Output the entries verbatim, including every line.

=== Data supplied ===
--- BEGIN ---

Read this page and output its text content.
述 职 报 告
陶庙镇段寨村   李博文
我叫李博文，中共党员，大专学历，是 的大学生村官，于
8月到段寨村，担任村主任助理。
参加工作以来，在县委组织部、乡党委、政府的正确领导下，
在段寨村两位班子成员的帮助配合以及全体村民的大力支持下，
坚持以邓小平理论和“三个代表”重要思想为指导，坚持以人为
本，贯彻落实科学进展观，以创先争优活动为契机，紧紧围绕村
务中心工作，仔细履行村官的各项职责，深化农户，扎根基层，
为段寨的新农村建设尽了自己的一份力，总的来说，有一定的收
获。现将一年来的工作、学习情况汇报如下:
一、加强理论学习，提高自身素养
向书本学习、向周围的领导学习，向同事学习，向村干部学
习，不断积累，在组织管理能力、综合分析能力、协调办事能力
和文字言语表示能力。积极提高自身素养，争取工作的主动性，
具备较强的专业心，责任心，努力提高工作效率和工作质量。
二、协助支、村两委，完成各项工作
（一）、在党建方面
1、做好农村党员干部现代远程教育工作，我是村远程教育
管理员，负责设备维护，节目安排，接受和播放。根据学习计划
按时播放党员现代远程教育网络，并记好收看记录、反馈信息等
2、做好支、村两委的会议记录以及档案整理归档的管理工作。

--- END ---

=== Result of this task ===
Read this page and output its text content.
述 职 报 告
陶庙镇段寨村   李博文
我叫李博文，中共党员，大专学历，是 的大学生村官，于
8月到段寨村，担任村主任助理。
参加工作以来，在县委组织部、乡党委、政府的正确领导下，
在段寨村两位班子成员的帮助配合以及全体村民的大力支持下，
坚持以邓小平理论和“三个代表”重要思想为指导，坚持以人为
本，贯彻落实科学进展观，以创先争优活动为契机，紧紧围绕村
务中心工作，仔细履行村官的各项职责，深化农户，扎根基层，
为段寨的新农村建设尽了自己的一份力，总的来说，有一定的收
获。现将一年来的工作、学习情况汇报如下:
一、加强理论学习，提高自身素养
向书本学习、向周围的领导学习，向同事学习，向村干部学
习，不断积累，在组织管理能力、综合分析能力、协调办事能力
和文字言语表示能力。积极提高自身素养，争取工作的主动性，
具备较强的专业心，责任心，努力提高工作效率和工作质量。
二、协助支、村两委，完成各项工作
（一）、在党建方面
1、做好农村党员干部现代远程教育工作，我是村远程教育
管理员，负责设备维护，节目安排，接受和播放。根据学习计划
按时播放党员现代远程教育网络，并记好收看记录、反馈信息等
2、做好支、村两委的会议记录以及档案整理归档的管理工作。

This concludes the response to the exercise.